Source records
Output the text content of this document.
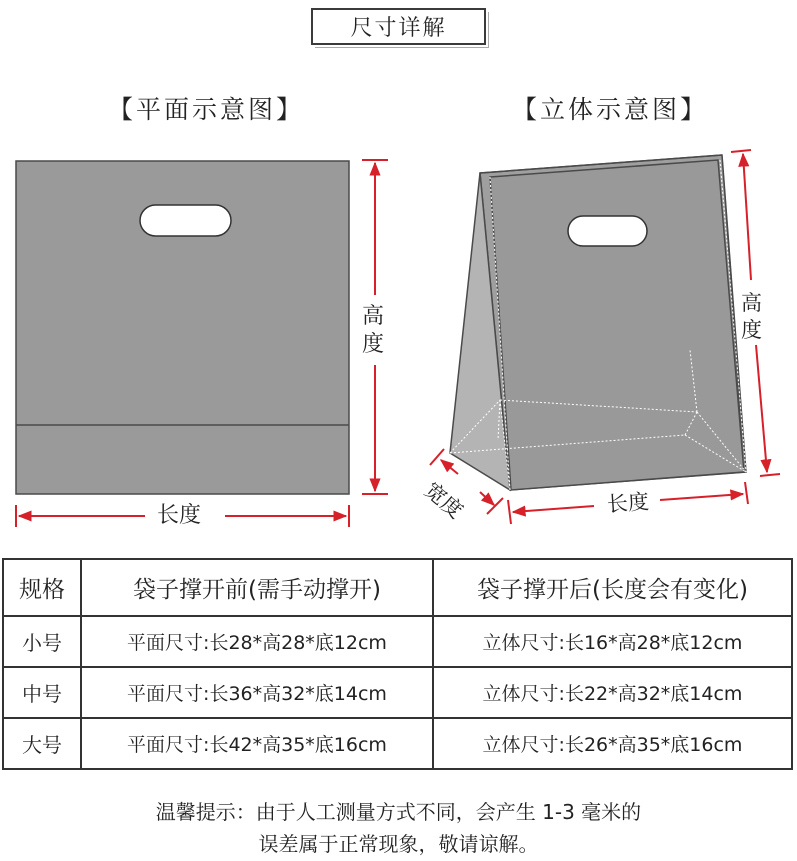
尺寸详解
【平面示意图】	【立体示意图】
高
度
长度
高
度
宽度	长度
规格	袋子撑开前(需手动撑开)	袋子撑开后(长度会有变化)
小号	平面尺寸:长28*高28*底12cm	立体尺寸:长16*高28*底12cm
中号	平面尺寸:长36*高32*底14cm	立体尺寸:长22*高32*底14cm
大号	平面尺寸:长42*高35*底16cm	立体尺寸:长26*高35*底16cm
温馨提示：由于人工测量方式不同，会产生 1-3 毫米的
误差属于正常现象，敬请谅解。
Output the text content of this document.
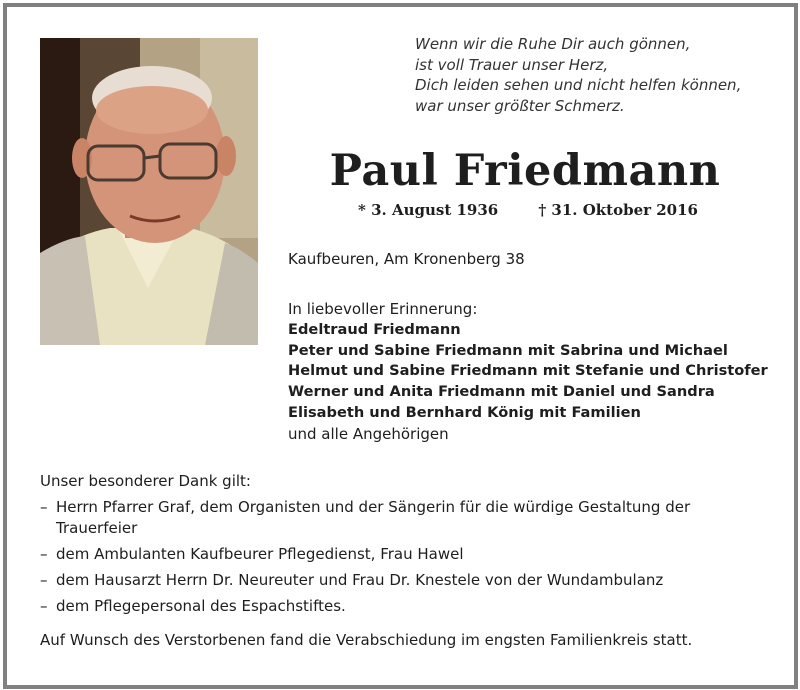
Wenn wir die Ruhe Dir auch gönnen,
ist voll Trauer unser Herz,
Dich leiden sehen und nicht helfen können,
war unser größter Schmerz.
Paul Friedmann
* 3. August 1936	† 31. Oktober 2016
Kaufbeuren, Am Kronenberg 38
In liebevoller Erinnerung:
Edeltraud Friedmann
Peter und Sabine Friedmann mit Sabrina und Michael
Helmut und Sabine Friedmann mit Stefanie und Christofer
Werner und Anita Friedmann mit Daniel und Sandra
Elisabeth und Bernhard König mit Familien
und alle Angehörigen
Unser besonderer Dank gilt:
– Herrn Pfarrer Graf, dem Organisten und der Sängerin für die würdige Gestaltung der Trauerfeier
– dem Ambulanten Kaufbeurer Pflegedienst, Frau Hawel
– dem Hausarzt Herrn Dr. Neureuter und Frau Dr. Knestele von der Wundambulanz
– dem Pflegepersonal des Espachstiftes.
Auf Wunsch des Verstorbenen fand die Verabschiedung im engsten Familienkreis statt.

Your instructions
Without the pictures, print the records in full, exactly as they appear.

Reply
Output the text content of this document.
尺寸详解
【平面示意图】	【立体示意图】
高
度
长度
高
度
宽度	长度
规格	袋子撑开前(需手动撑开)	袋子撑开后(长度会有变化)
小号	平面尺寸:长28*高28*底12cm	立体尺寸:长16*高28*底12cm
中号	平面尺寸:长36*高32*底14cm	立体尺寸:长22*高32*底14cm
大号	平面尺寸:长42*高35*底16cm	立体尺寸:长26*高35*底16cm
温馨提示：由于人工测量方式不同，会产生 1-3 毫米的
误差属于正常现象，敬请谅解。
Output the text content of this document.
Wenn wir die Ruhe Dir auch gönnen,
ist voll Trauer unser Herz,
Dich leiden sehen und nicht helfen können,
war unser größter Schmerz.
Paul Friedmann
* 3. August 1936	† 31. Oktober 2016
Kaufbeuren, Am Kronenberg 38
In liebevoller Erinnerung:
Edeltraud Friedmann
Peter und Sabine Friedmann mit Sabrina und Michael
Helmut und Sabine Friedmann mit Stefanie und Christofer
Werner und Anita Friedmann mit Daniel und Sandra
Elisabeth und Bernhard König mit Familien
und alle Angehörigen
Unser besonderer Dank gilt:
– Herrn Pfarrer Graf, dem Organisten und der Sängerin für die würdige Gestaltung der Trauerfeier
– dem Ambulanten Kaufbeurer Pflegedienst, Frau Hawel
– dem Hausarzt Herrn Dr. Neureuter und Frau Dr. Knestele von der Wundambulanz
– dem Pflegepersonal des Espachstiftes.
Auf Wunsch des Verstorbenen fand die Verabschiedung im engsten Familienkreis statt.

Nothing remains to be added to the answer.